__WORK REQUIRED__:
Reproduce every line of the entries below word for word, with each character and the line order unchanged.

* start PROVIDED RECORDS *

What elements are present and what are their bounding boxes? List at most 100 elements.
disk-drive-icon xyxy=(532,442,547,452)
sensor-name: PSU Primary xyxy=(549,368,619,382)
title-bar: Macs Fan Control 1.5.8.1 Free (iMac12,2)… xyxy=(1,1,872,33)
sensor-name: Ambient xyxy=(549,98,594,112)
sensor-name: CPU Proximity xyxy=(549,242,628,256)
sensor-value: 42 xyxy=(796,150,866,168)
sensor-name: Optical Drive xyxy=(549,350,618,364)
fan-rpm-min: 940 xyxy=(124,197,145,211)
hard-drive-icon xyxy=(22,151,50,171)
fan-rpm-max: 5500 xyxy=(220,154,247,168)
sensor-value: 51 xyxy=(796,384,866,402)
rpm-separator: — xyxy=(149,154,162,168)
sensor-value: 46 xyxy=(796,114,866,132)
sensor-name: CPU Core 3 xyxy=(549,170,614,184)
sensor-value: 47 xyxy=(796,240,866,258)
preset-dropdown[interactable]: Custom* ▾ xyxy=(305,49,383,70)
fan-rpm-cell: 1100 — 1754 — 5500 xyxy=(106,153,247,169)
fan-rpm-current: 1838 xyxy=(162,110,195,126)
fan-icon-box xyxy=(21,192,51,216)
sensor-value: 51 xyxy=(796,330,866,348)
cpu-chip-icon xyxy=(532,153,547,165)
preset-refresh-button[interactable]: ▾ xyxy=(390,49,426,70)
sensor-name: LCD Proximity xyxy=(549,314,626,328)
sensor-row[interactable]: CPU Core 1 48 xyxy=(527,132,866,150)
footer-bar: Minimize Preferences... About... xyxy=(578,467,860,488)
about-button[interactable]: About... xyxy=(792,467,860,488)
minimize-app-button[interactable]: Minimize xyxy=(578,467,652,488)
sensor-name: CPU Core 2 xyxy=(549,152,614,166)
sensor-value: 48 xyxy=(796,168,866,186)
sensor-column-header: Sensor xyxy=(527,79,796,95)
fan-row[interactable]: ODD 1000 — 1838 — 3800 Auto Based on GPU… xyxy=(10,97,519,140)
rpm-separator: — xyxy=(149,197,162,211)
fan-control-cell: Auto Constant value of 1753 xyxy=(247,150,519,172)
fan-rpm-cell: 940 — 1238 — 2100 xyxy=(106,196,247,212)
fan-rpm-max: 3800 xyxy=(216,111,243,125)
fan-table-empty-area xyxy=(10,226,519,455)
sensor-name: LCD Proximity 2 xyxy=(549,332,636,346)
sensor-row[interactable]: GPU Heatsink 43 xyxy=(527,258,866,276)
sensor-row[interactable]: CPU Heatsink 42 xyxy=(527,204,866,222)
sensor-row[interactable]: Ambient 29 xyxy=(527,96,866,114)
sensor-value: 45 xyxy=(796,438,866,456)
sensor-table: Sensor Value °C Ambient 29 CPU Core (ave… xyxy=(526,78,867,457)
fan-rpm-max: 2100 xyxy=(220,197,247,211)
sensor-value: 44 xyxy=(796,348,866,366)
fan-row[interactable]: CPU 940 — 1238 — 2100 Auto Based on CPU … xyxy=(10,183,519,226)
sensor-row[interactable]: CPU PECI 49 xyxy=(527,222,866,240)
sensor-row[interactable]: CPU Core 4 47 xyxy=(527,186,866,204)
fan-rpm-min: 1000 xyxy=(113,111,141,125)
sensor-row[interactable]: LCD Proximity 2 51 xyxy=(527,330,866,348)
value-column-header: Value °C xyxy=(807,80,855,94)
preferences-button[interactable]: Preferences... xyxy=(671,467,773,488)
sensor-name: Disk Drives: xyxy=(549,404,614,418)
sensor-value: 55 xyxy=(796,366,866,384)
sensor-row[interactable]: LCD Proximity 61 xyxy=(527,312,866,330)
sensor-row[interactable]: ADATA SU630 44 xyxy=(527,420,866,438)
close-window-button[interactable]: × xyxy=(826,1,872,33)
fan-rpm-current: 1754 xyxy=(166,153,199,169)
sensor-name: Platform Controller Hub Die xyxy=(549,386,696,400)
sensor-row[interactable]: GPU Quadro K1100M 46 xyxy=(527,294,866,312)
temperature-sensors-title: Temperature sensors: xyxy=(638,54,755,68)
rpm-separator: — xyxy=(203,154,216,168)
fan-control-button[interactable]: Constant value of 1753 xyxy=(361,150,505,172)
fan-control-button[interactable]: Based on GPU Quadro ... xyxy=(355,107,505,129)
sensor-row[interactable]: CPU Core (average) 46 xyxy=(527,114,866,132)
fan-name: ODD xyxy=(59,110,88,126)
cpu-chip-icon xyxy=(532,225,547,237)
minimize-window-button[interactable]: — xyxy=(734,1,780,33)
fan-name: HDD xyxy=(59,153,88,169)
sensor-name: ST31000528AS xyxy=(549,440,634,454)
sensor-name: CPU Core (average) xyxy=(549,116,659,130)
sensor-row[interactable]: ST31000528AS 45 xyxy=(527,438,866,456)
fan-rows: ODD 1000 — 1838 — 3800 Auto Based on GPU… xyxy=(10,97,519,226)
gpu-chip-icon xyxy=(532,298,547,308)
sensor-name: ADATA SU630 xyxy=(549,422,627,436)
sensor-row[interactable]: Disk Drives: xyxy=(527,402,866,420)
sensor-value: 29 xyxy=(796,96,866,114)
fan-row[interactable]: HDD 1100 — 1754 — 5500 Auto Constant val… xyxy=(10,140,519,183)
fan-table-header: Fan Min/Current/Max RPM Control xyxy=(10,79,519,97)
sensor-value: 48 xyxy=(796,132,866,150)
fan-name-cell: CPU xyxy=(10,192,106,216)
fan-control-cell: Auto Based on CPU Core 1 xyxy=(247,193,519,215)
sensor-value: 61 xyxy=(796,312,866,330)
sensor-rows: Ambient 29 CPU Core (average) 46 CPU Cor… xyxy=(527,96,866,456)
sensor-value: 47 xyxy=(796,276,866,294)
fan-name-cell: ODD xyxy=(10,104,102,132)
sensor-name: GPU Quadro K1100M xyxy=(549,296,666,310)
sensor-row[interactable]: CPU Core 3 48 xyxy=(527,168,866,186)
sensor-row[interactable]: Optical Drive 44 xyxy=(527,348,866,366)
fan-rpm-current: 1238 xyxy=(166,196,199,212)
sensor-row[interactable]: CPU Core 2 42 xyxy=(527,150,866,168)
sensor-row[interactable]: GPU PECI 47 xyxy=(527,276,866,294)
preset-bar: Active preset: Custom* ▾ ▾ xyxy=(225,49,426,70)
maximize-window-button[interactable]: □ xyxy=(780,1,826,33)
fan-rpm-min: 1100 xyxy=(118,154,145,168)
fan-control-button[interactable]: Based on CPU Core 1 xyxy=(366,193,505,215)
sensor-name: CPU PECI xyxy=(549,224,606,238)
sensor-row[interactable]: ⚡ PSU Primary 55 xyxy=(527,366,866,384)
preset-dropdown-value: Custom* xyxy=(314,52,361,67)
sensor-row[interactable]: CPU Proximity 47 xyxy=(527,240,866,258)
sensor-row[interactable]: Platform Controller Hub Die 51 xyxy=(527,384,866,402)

* end PROVIDED RECORDS *

__REPLY__:
What elements are present and what are their bounding boxes? List at most 100 elements.
disk-drive-icon xyxy=(532,442,547,452)
sensor-name: PSU Primary xyxy=(549,368,619,382)
title-bar: Macs Fan Control 1.5.8.1 Free (iMac12,2)… xyxy=(1,1,872,33)
sensor-name: Ambient xyxy=(549,98,594,112)
sensor-name: CPU Proximity xyxy=(549,242,628,256)
sensor-value: 42 xyxy=(796,150,866,168)
sensor-name: Optical Drive xyxy=(549,350,618,364)
fan-rpm-min: 940 xyxy=(124,197,145,211)
hard-drive-icon xyxy=(22,151,50,171)
fan-rpm-max: 5500 xyxy=(220,154,247,168)
sensor-value: 51 xyxy=(796,384,866,402)
rpm-separator: — xyxy=(149,154,162,168)
sensor-value: 46 xyxy=(796,114,866,132)
sensor-name: CPU Core 3 xyxy=(549,170,614,184)
sensor-value: 47 xyxy=(796,240,866,258)
preset-dropdown[interactable]: Custom* ▾ xyxy=(305,49,383,70)
fan-rpm-cell: 1100 — 1754 — 5500 xyxy=(106,153,247,169)
fan-rpm-current: 1838 xyxy=(162,110,195,126)
fan-icon-box xyxy=(21,192,51,216)
sensor-value: 51 xyxy=(796,330,866,348)
cpu-chip-icon xyxy=(532,153,547,165)
preset-refresh-button[interactable]: ▾ xyxy=(390,49,426,70)
sensor-name: LCD Proximity xyxy=(549,314,626,328)
sensor-row[interactable]: CPU Core 1 48 xyxy=(527,132,866,150)
footer-bar: Minimize Preferences... About... xyxy=(578,467,860,488)
about-button[interactable]: About... xyxy=(792,467,860,488)
minimize-app-button[interactable]: Minimize xyxy=(578,467,652,488)
sensor-name: CPU Core 2 xyxy=(549,152,614,166)
sensor-value: 48 xyxy=(796,168,866,186)
sensor-column-header: Sensor xyxy=(527,79,796,95)
fan-row[interactable]: ODD 1000 — 1838 — 3800 Auto Based on GPU… xyxy=(10,97,519,140)
rpm-separator: — xyxy=(149,197,162,211)
fan-control-cell: Auto Constant value of 1753 xyxy=(247,150,519,172)
fan-rpm-cell: 940 — 1238 — 2100 xyxy=(106,196,247,212)
fan-rpm-max: 3800 xyxy=(216,111,243,125)
fan-table-empty-area xyxy=(10,226,519,455)
sensor-name: LCD Proximity 2 xyxy=(549,332,636,346)
sensor-row[interactable]: GPU Heatsink 43 xyxy=(527,258,866,276)
sensor-row[interactable]: CPU Heatsink 42 xyxy=(527,204,866,222)
sensor-row[interactable]: Ambient 29 xyxy=(527,96,866,114)
sensor-value: 45 xyxy=(796,438,866,456)
sensor-table: Sensor Value °C Ambient 29 CPU Core (ave… xyxy=(526,78,867,457)
fan-rpm-max: 2100 xyxy=(220,197,247,211)
sensor-value: 44 xyxy=(796,348,866,366)
fan-row[interactable]: CPU 940 — 1238 — 2100 Auto Based on CPU … xyxy=(10,183,519,226)
sensor-row[interactable]: CPU PECI 49 xyxy=(527,222,866,240)
sensor-row[interactable]: CPU Core 4 47 xyxy=(527,186,866,204)
fan-rpm-min: 1000 xyxy=(113,111,141,125)
sensor-row[interactable]: LCD Proximity 2 51 xyxy=(527,330,866,348)
value-column-header: Value °C xyxy=(807,80,855,94)
preferences-button[interactable]: Preferences... xyxy=(671,467,773,488)
sensor-name: Disk Drives: xyxy=(549,404,614,418)
sensor-value: 55 xyxy=(796,366,866,384)
sensor-row[interactable]: LCD Proximity 61 xyxy=(527,312,866,330)
sensor-row[interactable]: ADATA SU630 44 xyxy=(527,420,866,438)
close-window-button[interactable]: × xyxy=(826,1,872,33)
fan-rpm-current: 1754 xyxy=(166,153,199,169)
sensor-name: Platform Controller Hub Die xyxy=(549,386,696,400)
sensor-row[interactable]: GPU Quadro K1100M 46 xyxy=(527,294,866,312)
temperature-sensors-title: Temperature sensors: xyxy=(638,54,755,68)
rpm-separator: — xyxy=(203,154,216,168)
fan-control-button[interactable]: Constant value of 1753 xyxy=(361,150,505,172)
fan-control-button[interactable]: Based on GPU Quadro ... xyxy=(355,107,505,129)
sensor-row[interactable]: CPU Core (average) 46 xyxy=(527,114,866,132)
fan-name: ODD xyxy=(59,110,88,126)
cpu-chip-icon xyxy=(532,225,547,237)
minimize-window-button[interactable]: — xyxy=(734,1,780,33)
fan-name: HDD xyxy=(59,153,88,169)
sensor-name: ST31000528AS xyxy=(549,440,634,454)
sensor-name: CPU Core (average) xyxy=(549,116,659,130)
sensor-row[interactable]: ST31000528AS 45 xyxy=(527,438,866,456)
fan-rows: ODD 1000 — 1838 — 3800 Auto Based on GPU… xyxy=(10,97,519,226)
gpu-chip-icon xyxy=(532,298,547,308)
sensor-name: ADATA SU630 xyxy=(549,422,627,436)
sensor-row[interactable]: Disk Drives: xyxy=(527,402,866,420)
sensor-value: 29 xyxy=(796,96,866,114)
fan-row[interactable]: HDD 1100 — 1754 — 5500 Auto Constant val… xyxy=(10,140,519,183)
fan-table-header: Fan Min/Current/Max RPM Control xyxy=(10,79,519,97)
sensor-value: 48 xyxy=(796,132,866,150)
fan-name-cell: CPU xyxy=(10,192,106,216)
fan-control-cell: Auto Based on CPU Core 1 xyxy=(247,193,519,215)
sensor-value: 61 xyxy=(796,312,866,330)
sensor-rows: Ambient 29 CPU Core (average) 46 CPU Cor… xyxy=(527,96,866,456)
sensor-value: 47 xyxy=(796,276,866,294)
fan-name-cell: ODD xyxy=(10,104,102,132)
sensor-name: GPU Quadro K1100M xyxy=(549,296,666,310)
sensor-row[interactable]: CPU Core 3 48 xyxy=(527,168,866,186)
sensor-row[interactable]: Optical Drive 44 xyxy=(527,348,866,366)
fan-rpm-current: 1238 xyxy=(166,196,199,212)
sensor-row[interactable]: CPU Core 2 42 xyxy=(527,150,866,168)
sensor-row[interactable]: GPU PECI 47 xyxy=(527,276,866,294)
preset-bar: Active preset: Custom* ▾ ▾ xyxy=(225,49,426,70)
maximize-window-button[interactable]: □ xyxy=(780,1,826,33)
fan-rpm-min: 1100 xyxy=(118,154,145,168)
fan-control-button[interactable]: Based on CPU Core 1 xyxy=(366,193,505,215)
sensor-name: CPU PECI xyxy=(549,224,606,238)
sensor-row[interactable]: ⚡ PSU Primary 55 xyxy=(527,366,866,384)
preset-dropdown-value: Custom* xyxy=(314,52,361,67)
sensor-row[interactable]: CPU Proximity 47 xyxy=(527,240,866,258)
sensor-row[interactable]: Platform Controller Hub Die 51 xyxy=(527,384,866,402)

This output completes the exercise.